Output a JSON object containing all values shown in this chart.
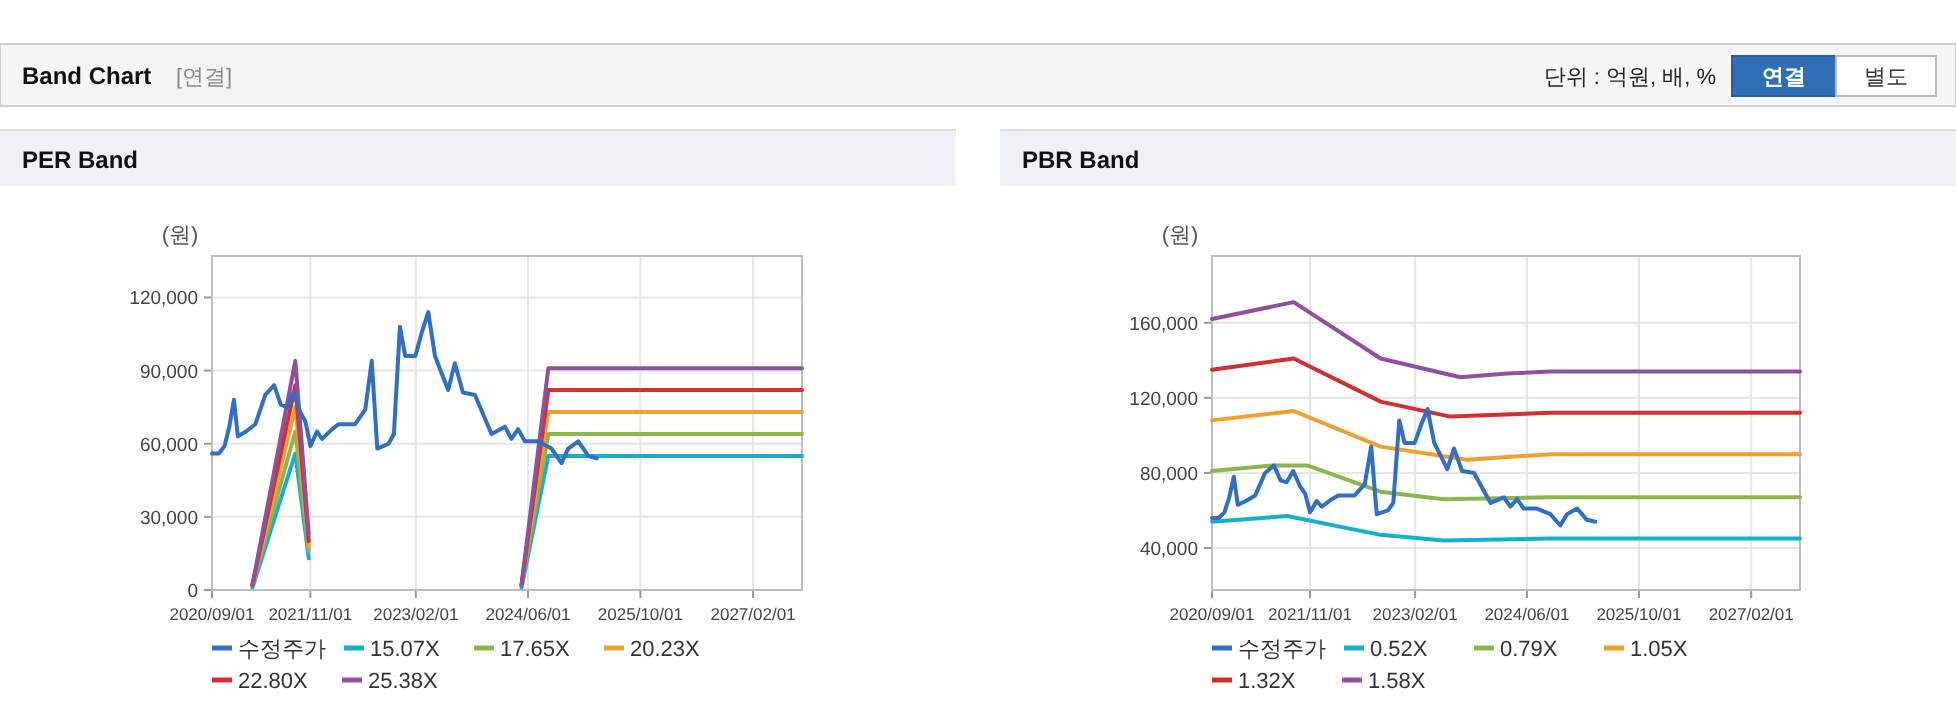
{
  "chart_data": [
    {
      "type": "line",
      "title": "PER Band",
      "ylabel": "(원)",
      "annotations": [
        "Band Chart",
        "[연결]",
        "단위 : 억원, 배, %",
        "연결",
        "별도"
      ],
      "xlim": [
        "2020-09-01",
        "2027-09-01"
      ],
      "ylim": [
        0,
        137000
      ],
      "xticks": [
        {
          "value": "2020-09-01",
          "label": "2020/09/01"
        },
        {
          "value": "2021-11-01",
          "label": "2021/11/01"
        },
        {
          "value": "2023-02-01",
          "label": "2023/02/01"
        },
        {
          "value": "2024-06-01",
          "label": "2024/06/01"
        },
        {
          "value": "2025-10-01",
          "label": "2025/10/01"
        },
        {
          "value": "2027-02-01",
          "label": "2027/02/01"
        }
      ],
      "yticks": [
        0,
        {
          "value": 30000,
          "label": "30,000"
        },
        {
          "value": 60000,
          "label": "60,000"
        },
        {
          "value": 90000,
          "label": "90,000"
        },
        {
          "value": 120000,
          "label": "120,000"
        }
      ],
      "grid": true,
      "legend": "bottom",
      "marker": "none",
      "line_style": "solid",
      "series": [
        {
          "name": "수정주가",
          "color": "#2f6fc6",
          "x": [
            "2020-09-01",
            "2020-10-01",
            "2020-10-25",
            "2020-11-15",
            "2020-12-05",
            "2020-12-22",
            "2021-01-26",
            "2021-03-08",
            "2021-04-20",
            "2021-05-28",
            "2021-06-26",
            "2021-07-22",
            "2021-08-20",
            "2021-09-18",
            "2021-10-11",
            "2021-11-01",
            "2021-11-30",
            "2021-12-22",
            "2022-02-04",
            "2022-03-03",
            "2022-05-14",
            "2022-06-27",
            "2022-07-25",
            "2022-08-18",
            "2022-10-06",
            "2022-10-29",
            "2022-11-24",
            "2022-12-17",
            "2023-01-30",
            "2023-02-28",
            "2023-03-27",
            "2023-04-25",
            "2023-06-21",
            "2023-07-20",
            "2023-08-24",
            "2023-10-15",
            "2023-12-26",
            "2024-02-22",
            "2024-03-21",
            "2024-04-19",
            "2024-05-18",
            "2024-07-14",
            "2024-09-11",
            "2024-10-24",
            "2024-11-22",
            "2025-01-05",
            "2025-02-17",
            "2025-03-25"
          ],
          "values": [
            56000,
            56000,
            59000,
            67000,
            78000,
            63000,
            65000,
            68000,
            80000,
            84000,
            76000,
            75000,
            81000,
            73000,
            69000,
            59000,
            65000,
            62000,
            66000,
            68000,
            68000,
            74000,
            94000,
            58000,
            60000,
            64000,
            108000,
            96000,
            96000,
            106000,
            114000,
            96000,
            82000,
            93000,
            81000,
            80000,
            64000,
            67000,
            62000,
            66000,
            61000,
            61000,
            58000,
            52000,
            58000,
            61000,
            55000,
            54000
          ]
        },
        {
          "name": "15.07X",
          "color": "#17b0c8",
          "x": [
            "2021-02-23",
            "2021-08-28",
            "2021-10-25"
          ],
          "values": [
            1000,
            56000,
            13000
          ]
        },
        {
          "name": "17.65X",
          "color": "#8cb550",
          "x": [
            "2021-02-23",
            "2021-08-28",
            "2021-10-25"
          ],
          "values": [
            2000,
            65000,
            16000
          ]
        },
        {
          "name": "20.23X",
          "color": "#f0a030",
          "x": [
            "2021-02-23",
            "2021-08-28",
            "2021-10-25"
          ],
          "values": [
            2000,
            75000,
            18000
          ]
        },
        {
          "name": "22.80X",
          "color": "#d03030",
          "x": [
            "2021-02-23",
            "2021-08-28",
            "2021-10-25"
          ],
          "values": [
            2000,
            84000,
            20000
          ]
        },
        {
          "name": "25.38X",
          "color": "#9050a0",
          "x": [
            "2021-02-23",
            "2021-08-28",
            "2021-10-25"
          ],
          "values": [
            2000,
            94000,
            23000
          ]
        },
        {
          "color": "#17b0c8",
          "x": [
            "2024-05-04",
            "2024-08-28",
            "2027-09-01"
          ],
          "values": [
            1000,
            55000,
            55000
          ]
        },
        {
          "color": "#8cb550",
          "x": [
            "2024-05-04",
            "2024-08-28",
            "2027-09-01"
          ],
          "values": [
            2000,
            64000,
            64000
          ]
        },
        {
          "color": "#f0a030",
          "x": [
            "2024-05-04",
            "2024-08-28",
            "2027-09-01"
          ],
          "values": [
            2000,
            73000,
            73000
          ]
        },
        {
          "color": "#d03030",
          "x": [
            "2024-05-04",
            "2024-08-28",
            "2027-09-01"
          ],
          "values": [
            2000,
            82000,
            82000
          ]
        },
        {
          "color": "#9050a0",
          "x": [
            "2024-05-04",
            "2024-08-28",
            "2027-09-01"
          ],
          "values": [
            2000,
            91000,
            91000
          ]
        }
      ]
    },
    {
      "type": "line",
      "title": "PBR Band",
      "ylabel": "(원)",
      "xlim": [
        "2020-09-01",
        "2027-09-01"
      ],
      "ylim": [
        17600,
        195600
      ],
      "xticks": [
        {
          "value": "2020-09-01",
          "label": "2020/09/01"
        },
        {
          "value": "2021-11-01",
          "label": "2021/11/01"
        },
        {
          "value": "2023-02-01",
          "label": "2023/02/01"
        },
        {
          "value": "2024-06-01",
          "label": "2024/06/01"
        },
        {
          "value": "2025-10-01",
          "label": "2025/10/01"
        },
        {
          "value": "2027-02-01",
          "label": "2027/02/01"
        }
      ],
      "yticks": [
        {
          "value": 40000,
          "label": "40,000"
        },
        {
          "value": 80000,
          "label": "80,000"
        },
        {
          "value": 120000,
          "label": "120,000"
        },
        {
          "value": 160000,
          "label": "160,000"
        }
      ],
      "grid": true,
      "legend": "bottom",
      "marker": "none",
      "line_style": "solid",
      "series": [
        {
          "name": "수정주가",
          "color": "#2f6fc6",
          "x": [
            "2020-09-01",
            "2020-10-01",
            "2020-10-25",
            "2020-11-15",
            "2020-12-05",
            "2020-12-22",
            "2021-01-26",
            "2021-03-08",
            "2021-04-20",
            "2021-05-28",
            "2021-06-26",
            "2021-07-22",
            "2021-08-20",
            "2021-09-18",
            "2021-10-11",
            "2021-11-01",
            "2021-11-30",
            "2021-12-22",
            "2022-02-04",
            "2022-03-03",
            "2022-05-14",
            "2022-06-27",
            "2022-07-25",
            "2022-08-18",
            "2022-10-06",
            "2022-10-29",
            "2022-11-24",
            "2022-12-17",
            "2023-01-30",
            "2023-02-28",
            "2023-03-27",
            "2023-04-25",
            "2023-06-21",
            "2023-07-20",
            "2023-08-24",
            "2023-10-15",
            "2023-12-26",
            "2024-02-22",
            "2024-03-21",
            "2024-04-19",
            "2024-05-18",
            "2024-07-14",
            "2024-09-11",
            "2024-10-24",
            "2024-11-22",
            "2025-01-05",
            "2025-02-17",
            "2025-03-25"
          ],
          "values": [
            56000,
            56000,
            59000,
            67000,
            78000,
            63000,
            65000,
            68000,
            80000,
            84000,
            76000,
            75000,
            81000,
            73000,
            69000,
            59000,
            65000,
            62000,
            66000,
            68000,
            68000,
            74000,
            94000,
            58000,
            60000,
            64000,
            108000,
            96000,
            96000,
            106000,
            114000,
            96000,
            82000,
            93000,
            81000,
            80000,
            64000,
            67000,
            62000,
            66000,
            61000,
            61000,
            58000,
            52000,
            58000,
            61000,
            55000,
            54000
          ]
        },
        {
          "name": "0.52X",
          "color": "#17b0c8",
          "x": [
            "2020-09-01",
            "2021-07-24",
            "2022-09-04",
            "2023-06-04",
            "2024-09-12",
            "2027-09-01"
          ],
          "values": [
            54000,
            57000,
            47000,
            44000,
            45000,
            45000
          ]
        },
        {
          "name": "0.79X",
          "color": "#8cb550",
          "x": [
            "2020-09-01",
            "2021-05-27",
            "2021-10-20",
            "2022-09-04",
            "2023-06-04",
            "2024-09-12",
            "2027-09-01"
          ],
          "values": [
            81000,
            84000,
            84000,
            70000,
            66000,
            67000,
            67000
          ]
        },
        {
          "name": "1.05X",
          "color": "#f0a030",
          "x": [
            "2020-09-01",
            "2021-08-22",
            "2022-09-04",
            "2023-09-15",
            "2024-09-12",
            "2027-09-01"
          ],
          "values": [
            108000,
            113000,
            94000,
            87000,
            90000,
            90000
          ]
        },
        {
          "name": "1.32X",
          "color": "#d03030",
          "x": [
            "2020-09-01",
            "2021-08-22",
            "2022-09-04",
            "2023-07-04",
            "2024-09-12",
            "2027-09-01"
          ],
          "values": [
            135000,
            141000,
            118000,
            110000,
            112000,
            112000
          ]
        },
        {
          "name": "1.58X",
          "color": "#9050a0",
          "x": [
            "2020-09-01",
            "2021-08-22",
            "2022-09-04",
            "2023-08-16",
            "2024-03-07",
            "2024-09-12",
            "2027-09-01"
          ],
          "values": [
            162000,
            171000,
            141000,
            131000,
            133000,
            134000,
            134000
          ]
        }
      ]
    }
  ]
}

______________________________

_Written instruction_
Which lines hold the string "name"? Copy all of them from the data above.

_Output of the exercise_
          "name": "수정주가",
          "name": "15.07X",
          "name": "17.65X",
          "name": "20.23X",
          "name": "22.80X",
          "name": "25.38X",
          "name": "수정주가",
          "name": "0.52X",
          "name": "0.79X",
          "name": "1.05X",
          "name": "1.32X",
          "name": "1.58X",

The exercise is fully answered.